▶ _GIVEN PASSAGE_:
········
We also observed that several other non-gastrointestinal diseases including cardiovascular disease, depression, and anxiety showed a significant association with constipation status in the logistic regression models. Recently, Hillila et al.44 studied depression as a comorbid feature with gastrointestinal symptoms in the general population. They reported that depressive symptoms are associated with a high rate of GI symptoms, specifically a 1.6 times higher prevalence of constipation compared to patients without depressive symptoms. Moreover, Mussell et al.45 showed that GI symptoms are significantly associated with depression and anxiety in primary care. Notably, antidepressant agents have effects on gastrointestinal function including gut motility or sensitivity4648 and are prescribed for the treatment of functional gastrointestinal disorders.46,48 Thus, medication use for depression or anxiety might play a role in these associations. Constipation might be linked to heart disease because of constipating medication use, but a link between constipation and cardiovascular disease was also observed in a large study of postmenopausal women from the Women’s Health Initiative; among 73,047 women, those with severe constipation had a 23% increased risk of cardiovascular events adjusting for possible confounders including medications.49

The strengths of the current study include the investigation of a random community sample. The subjects were not necessarily seeking health care for their gastrointestinal complaints, which should have minimized selection bias, and this sample provided an excellent opportunity to study the real relationship between constipation status and comorbid conditions. With regard to limitations, we may not have identified all relevant comorbid conditions because the current study was based on medical chart and not a systematic examination, and we may have underestimated the prevalence of comorbidities, specifically anal fissure or hemorrhoids. However, the current study matched the controls with cases in terms of age, gender, and registration year, and thus the detection of comorbid conditions applied similarly to cases and controls. Our study had a moderate sample size but it should have been sufficient to detect clinically important associations. We started with a survey and then did a chart review; the chart review provides a level of accuracy not obtained from an electronic database. The response rate was 48% in this study but we have shown based on detailed chart reviews that non-response bias in this population is very unlikely.50 The associations with ORs < 2 (e.g. cardiovascular disease, anxiety and depression), however, may reflect uncontrolled confounding (e.g. chronic medication use) and need to be treated with particular caution. The prevalence of chronic constipation may vary by ethnic group, but at a minimum our data are likely generalizable to the US white population (as Olmsted County is in terms of Caucasians socio-demographically very similar to the entire US population).23,24

We conclude from this population-based study that most of the comorbid conditions studied were similarly distributed between chronic constipation and controls. Thus, overall our data highlight that most people with chronic constipation in the community do not have a significantly increased risk of GI comorbid conditions despite traditional medical teaching to the contrary, but Parkinson’s disease and multiple sclerosis are very strongly linked to constipation.
········
Can you write out the passage on constipation and comorbid conditions word for word, from "We conclude from" to "linked to constipation."? The entries after this passage are separate material.

▶ _INFORMATION_:
········
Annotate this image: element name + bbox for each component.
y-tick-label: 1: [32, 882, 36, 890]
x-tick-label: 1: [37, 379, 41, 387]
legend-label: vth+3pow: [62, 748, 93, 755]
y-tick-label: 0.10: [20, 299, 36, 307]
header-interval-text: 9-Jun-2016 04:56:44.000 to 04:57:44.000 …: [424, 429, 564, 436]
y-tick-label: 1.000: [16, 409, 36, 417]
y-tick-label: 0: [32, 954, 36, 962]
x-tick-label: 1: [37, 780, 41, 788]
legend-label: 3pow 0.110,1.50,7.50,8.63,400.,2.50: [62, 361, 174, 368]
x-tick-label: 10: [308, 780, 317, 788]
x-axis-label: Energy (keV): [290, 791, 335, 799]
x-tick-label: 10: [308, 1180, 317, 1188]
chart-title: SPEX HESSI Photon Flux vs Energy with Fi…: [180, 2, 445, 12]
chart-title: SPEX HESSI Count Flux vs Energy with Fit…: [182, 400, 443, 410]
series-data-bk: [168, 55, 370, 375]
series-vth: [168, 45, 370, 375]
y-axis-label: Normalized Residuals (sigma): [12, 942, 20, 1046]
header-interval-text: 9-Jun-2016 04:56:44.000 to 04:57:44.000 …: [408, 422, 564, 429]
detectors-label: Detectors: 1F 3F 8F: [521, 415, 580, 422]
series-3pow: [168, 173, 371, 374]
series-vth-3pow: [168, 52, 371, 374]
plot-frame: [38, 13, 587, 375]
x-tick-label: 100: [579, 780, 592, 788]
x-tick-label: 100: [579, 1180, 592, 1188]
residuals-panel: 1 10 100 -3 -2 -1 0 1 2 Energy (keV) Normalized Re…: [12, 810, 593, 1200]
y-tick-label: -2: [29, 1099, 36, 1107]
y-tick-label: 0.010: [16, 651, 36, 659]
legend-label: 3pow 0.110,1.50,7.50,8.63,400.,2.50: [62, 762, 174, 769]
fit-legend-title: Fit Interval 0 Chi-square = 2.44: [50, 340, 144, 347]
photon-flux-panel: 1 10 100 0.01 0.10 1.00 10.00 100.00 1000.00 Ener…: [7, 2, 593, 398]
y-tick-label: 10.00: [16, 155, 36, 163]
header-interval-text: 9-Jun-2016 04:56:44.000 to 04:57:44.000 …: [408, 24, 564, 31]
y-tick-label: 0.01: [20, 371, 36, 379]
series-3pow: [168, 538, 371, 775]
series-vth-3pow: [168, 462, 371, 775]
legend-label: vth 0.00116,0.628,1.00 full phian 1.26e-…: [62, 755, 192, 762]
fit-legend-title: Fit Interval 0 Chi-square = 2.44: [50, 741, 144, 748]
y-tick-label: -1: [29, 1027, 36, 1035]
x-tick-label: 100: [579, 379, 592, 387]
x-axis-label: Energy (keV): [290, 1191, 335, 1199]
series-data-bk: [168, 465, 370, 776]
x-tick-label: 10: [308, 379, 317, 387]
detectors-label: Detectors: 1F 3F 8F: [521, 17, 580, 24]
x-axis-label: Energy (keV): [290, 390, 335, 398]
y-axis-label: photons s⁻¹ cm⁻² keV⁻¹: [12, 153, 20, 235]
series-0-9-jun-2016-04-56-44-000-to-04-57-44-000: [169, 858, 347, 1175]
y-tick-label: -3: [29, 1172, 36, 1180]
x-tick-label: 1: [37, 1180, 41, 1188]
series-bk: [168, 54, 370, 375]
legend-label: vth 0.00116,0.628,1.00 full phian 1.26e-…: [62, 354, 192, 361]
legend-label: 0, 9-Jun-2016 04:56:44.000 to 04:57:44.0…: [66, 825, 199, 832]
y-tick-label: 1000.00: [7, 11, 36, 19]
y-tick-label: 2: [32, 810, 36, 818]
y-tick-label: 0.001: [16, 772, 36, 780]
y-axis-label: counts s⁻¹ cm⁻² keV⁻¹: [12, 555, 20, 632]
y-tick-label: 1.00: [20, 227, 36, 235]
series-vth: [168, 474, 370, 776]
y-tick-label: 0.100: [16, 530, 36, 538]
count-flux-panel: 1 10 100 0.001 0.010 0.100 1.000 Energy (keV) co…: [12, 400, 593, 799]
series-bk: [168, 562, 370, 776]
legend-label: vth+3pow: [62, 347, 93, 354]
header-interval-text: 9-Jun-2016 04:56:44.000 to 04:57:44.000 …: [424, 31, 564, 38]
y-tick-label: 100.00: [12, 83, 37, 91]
········
▶ _THE ANSWER_:
We conclude from this population-based study that most of the comorbid conditions studied were similarly distributed between chronic constipation and controls. Thus, overall our data highlight that most people with chronic constipation in the community do not have a significantly increased risk of GI comorbid conditions despite traditional medical teaching to the contrary, but Parkinson’s disease and multiple sclerosis are very strongly linked to constipation.